*TASK GOAL*: Below is some material; transcribe all of it exactly.
★ ★ ★ ★
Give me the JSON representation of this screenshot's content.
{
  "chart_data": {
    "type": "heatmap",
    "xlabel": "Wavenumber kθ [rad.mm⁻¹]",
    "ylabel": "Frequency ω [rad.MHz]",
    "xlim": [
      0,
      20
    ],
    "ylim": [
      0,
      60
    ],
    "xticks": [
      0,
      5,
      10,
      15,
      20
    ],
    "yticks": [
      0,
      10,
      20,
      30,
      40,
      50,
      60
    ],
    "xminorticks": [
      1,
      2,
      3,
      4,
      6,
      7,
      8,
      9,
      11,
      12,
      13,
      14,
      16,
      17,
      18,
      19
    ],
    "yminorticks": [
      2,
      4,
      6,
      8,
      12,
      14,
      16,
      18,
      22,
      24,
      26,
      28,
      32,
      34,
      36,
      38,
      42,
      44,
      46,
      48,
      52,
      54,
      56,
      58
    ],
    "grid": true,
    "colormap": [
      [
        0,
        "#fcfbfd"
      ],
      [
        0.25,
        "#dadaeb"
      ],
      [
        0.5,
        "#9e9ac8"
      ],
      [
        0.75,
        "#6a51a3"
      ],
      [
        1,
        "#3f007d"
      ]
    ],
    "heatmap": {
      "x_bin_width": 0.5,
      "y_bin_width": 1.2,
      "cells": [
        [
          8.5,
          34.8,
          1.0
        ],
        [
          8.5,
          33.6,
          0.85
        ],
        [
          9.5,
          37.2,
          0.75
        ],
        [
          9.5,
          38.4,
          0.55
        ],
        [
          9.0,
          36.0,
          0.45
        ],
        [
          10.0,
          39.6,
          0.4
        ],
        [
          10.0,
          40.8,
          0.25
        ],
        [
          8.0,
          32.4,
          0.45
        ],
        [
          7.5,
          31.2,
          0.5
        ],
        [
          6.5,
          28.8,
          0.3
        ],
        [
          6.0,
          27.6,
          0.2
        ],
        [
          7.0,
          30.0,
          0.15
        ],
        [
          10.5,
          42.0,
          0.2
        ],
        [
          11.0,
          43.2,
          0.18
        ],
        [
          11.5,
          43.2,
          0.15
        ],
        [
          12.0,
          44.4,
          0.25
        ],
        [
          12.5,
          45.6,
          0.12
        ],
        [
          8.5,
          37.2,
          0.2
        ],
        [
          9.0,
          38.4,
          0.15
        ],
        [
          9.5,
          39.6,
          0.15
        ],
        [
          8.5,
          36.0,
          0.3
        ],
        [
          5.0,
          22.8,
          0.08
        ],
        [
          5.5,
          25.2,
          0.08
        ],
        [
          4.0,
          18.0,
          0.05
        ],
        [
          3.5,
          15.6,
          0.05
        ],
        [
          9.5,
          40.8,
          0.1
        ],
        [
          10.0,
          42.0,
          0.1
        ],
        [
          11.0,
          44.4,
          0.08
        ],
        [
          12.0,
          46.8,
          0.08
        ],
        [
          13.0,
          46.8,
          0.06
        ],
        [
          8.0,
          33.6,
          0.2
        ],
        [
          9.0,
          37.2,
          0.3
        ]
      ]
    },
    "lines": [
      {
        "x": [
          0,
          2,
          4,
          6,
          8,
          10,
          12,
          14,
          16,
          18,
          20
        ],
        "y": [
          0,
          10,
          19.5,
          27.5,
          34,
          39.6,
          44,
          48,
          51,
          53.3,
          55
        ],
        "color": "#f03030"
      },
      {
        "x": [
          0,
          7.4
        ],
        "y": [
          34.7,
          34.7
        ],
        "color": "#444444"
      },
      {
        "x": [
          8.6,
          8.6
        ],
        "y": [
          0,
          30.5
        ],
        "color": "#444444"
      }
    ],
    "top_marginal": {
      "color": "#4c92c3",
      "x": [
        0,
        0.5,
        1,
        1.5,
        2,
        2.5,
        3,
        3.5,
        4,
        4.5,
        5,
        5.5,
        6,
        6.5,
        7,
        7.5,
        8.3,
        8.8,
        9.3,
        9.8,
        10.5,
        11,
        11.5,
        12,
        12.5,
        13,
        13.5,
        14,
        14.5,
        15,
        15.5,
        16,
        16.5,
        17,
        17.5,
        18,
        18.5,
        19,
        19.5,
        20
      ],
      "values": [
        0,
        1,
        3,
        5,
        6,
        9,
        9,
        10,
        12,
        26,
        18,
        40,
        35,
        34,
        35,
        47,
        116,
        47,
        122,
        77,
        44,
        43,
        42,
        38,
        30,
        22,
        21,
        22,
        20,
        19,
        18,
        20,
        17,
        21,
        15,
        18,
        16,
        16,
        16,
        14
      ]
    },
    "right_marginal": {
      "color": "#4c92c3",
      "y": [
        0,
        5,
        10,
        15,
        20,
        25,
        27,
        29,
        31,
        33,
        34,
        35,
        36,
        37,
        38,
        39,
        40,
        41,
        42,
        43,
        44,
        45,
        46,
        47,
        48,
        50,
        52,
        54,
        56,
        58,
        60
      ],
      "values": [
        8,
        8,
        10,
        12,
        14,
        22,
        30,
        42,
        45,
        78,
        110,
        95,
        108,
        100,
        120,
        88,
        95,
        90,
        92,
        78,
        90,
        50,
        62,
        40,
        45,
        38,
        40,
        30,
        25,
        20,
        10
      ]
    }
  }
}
★ ★ ★ ★
*ANSWER TO THE TASK*:
Give me the JSON representation of this screenshot's content.
{
  "chart_data": {
    "type": "heatmap",
    "xlabel": "Wavenumber kθ [rad.mm⁻¹]",
    "ylabel": "Frequency ω [rad.MHz]",
    "xlim": [
      0,
      20
    ],
    "ylim": [
      0,
      60
    ],
    "xticks": [
      0,
      5,
      10,
      15,
      20
    ],
    "yticks": [
      0,
      10,
      20,
      30,
      40,
      50,
      60
    ],
    "xminorticks": [
      1,
      2,
      3,
      4,
      6,
      7,
      8,
      9,
      11,
      12,
      13,
      14,
      16,
      17,
      18,
      19
    ],
    "yminorticks": [
      2,
      4,
      6,
      8,
      12,
      14,
      16,
      18,
      22,
      24,
      26,
      28,
      32,
      34,
      36,
      38,
      42,
      44,
      46,
      48,
      52,
      54,
      56,
      58
    ],
    "grid": true,
    "colormap": [
      [
        0,
        "#fcfbfd"
      ],
      [
        0.25,
        "#dadaeb"
      ],
      [
        0.5,
        "#9e9ac8"
      ],
      [
        0.75,
        "#6a51a3"
      ],
      [
        1,
        "#3f007d"
      ]
    ],
    "heatmap": {
      "x_bin_width": 0.5,
      "y_bin_width": 1.2,
      "cells": [
        [
          8.5,
          34.8,
          1.0
        ],
        [
          8.5,
          33.6,
          0.85
        ],
        [
          9.5,
          37.2,
          0.75
        ],
        [
          9.5,
          38.4,
          0.55
        ],
        [
          9.0,
          36.0,
          0.45
        ],
        [
          10.0,
          39.6,
          0.4
        ],
        [
          10.0,
          40.8,
          0.25
        ],
        [
          8.0,
          32.4,
          0.45
        ],
        [
          7.5,
          31.2,
          0.5
        ],
        [
          6.5,
          28.8,
          0.3
        ],
        [
          6.0,
          27.6,
          0.2
        ],
        [
          7.0,
          30.0,
          0.15
        ],
        [
          10.5,
          42.0,
          0.2
        ],
        [
          11.0,
          43.2,
          0.18
        ],
        [
          11.5,
          43.2,
          0.15
        ],
        [
          12.0,
          44.4,
          0.25
        ],
        [
          12.5,
          45.6,
          0.12
        ],
        [
          8.5,
          37.2,
          0.2
        ],
        [
          9.0,
          38.4,
          0.15
        ],
        [
          9.5,
          39.6,
          0.15
        ],
        [
          8.5,
          36.0,
          0.3
        ],
        [
          5.0,
          22.8,
          0.08
        ],
        [
          5.5,
          25.2,
          0.08
        ],
        [
          4.0,
          18.0,
          0.05
        ],
        [
          3.5,
          15.6,
          0.05
        ],
        [
          9.5,
          40.8,
          0.1
        ],
        [
          10.0,
          42.0,
          0.1
        ],
        [
          11.0,
          44.4,
          0.08
        ],
        [
          12.0,
          46.8,
          0.08
        ],
        [
          13.0,
          46.8,
          0.06
        ],
        [
          8.0,
          33.6,
          0.2
        ],
        [
          9.0,
          37.2,
          0.3
        ]
      ]
    },
    "lines": [
      {
        "x": [
          0,
          2,
          4,
          6,
          8,
          10,
          12,
          14,
          16,
          18,
          20
        ],
        "y": [
          0,
          10,
          19.5,
          27.5,
          34,
          39.6,
          44,
          48,
          51,
          53.3,
          55
        ],
        "color": "#f03030"
      },
      {
        "x": [
          0,
          7.4
        ],
        "y": [
          34.7,
          34.7
        ],
        "color": "#444444"
      },
      {
        "x": [
          8.6,
          8.6
        ],
        "y": [
          0,
          30.5
        ],
        "color": "#444444"
      }
    ],
    "top_marginal": {
      "color": "#4c92c3",
      "x": [
        0,
        0.5,
        1,
        1.5,
        2,
        2.5,
        3,
        3.5,
        4,
        4.5,
        5,
        5.5,
        6,
        6.5,
        7,
        7.5,
        8.3,
        8.8,
        9.3,
        9.8,
        10.5,
        11,
        11.5,
        12,
        12.5,
        13,
        13.5,
        14,
        14.5,
        15,
        15.5,
        16,
        16.5,
        17,
        17.5,
        18,
        18.5,
        19,
        19.5,
        20
      ],
      "values": [
        0,
        1,
        3,
        5,
        6,
        9,
        9,
        10,
        12,
        26,
        18,
        40,
        35,
        34,
        35,
        47,
        116,
        47,
        122,
        77,
        44,
        43,
        42,
        38,
        30,
        22,
        21,
        22,
        20,
        19,
        18,
        20,
        17,
        21,
        15,
        18,
        16,
        16,
        16,
        14
      ]
    },
    "right_marginal": {
      "color": "#4c92c3",
      "y": [
        0,
        5,
        10,
        15,
        20,
        25,
        27,
        29,
        31,
        33,
        34,
        35,
        36,
        37,
        38,
        39,
        40,
        41,
        42,
        43,
        44,
        45,
        46,
        47,
        48,
        50,
        52,
        54,
        56,
        58,
        60
      ],
      "values": [
        8,
        8,
        10,
        12,
        14,
        22,
        30,
        42,
        45,
        78,
        110,
        95,
        108,
        100,
        120,
        88,
        95,
        90,
        92,
        78,
        90,
        50,
        62,
        40,
        45,
        38,
        40,
        30,
        25,
        20,
        10
      ]
    }
  }
}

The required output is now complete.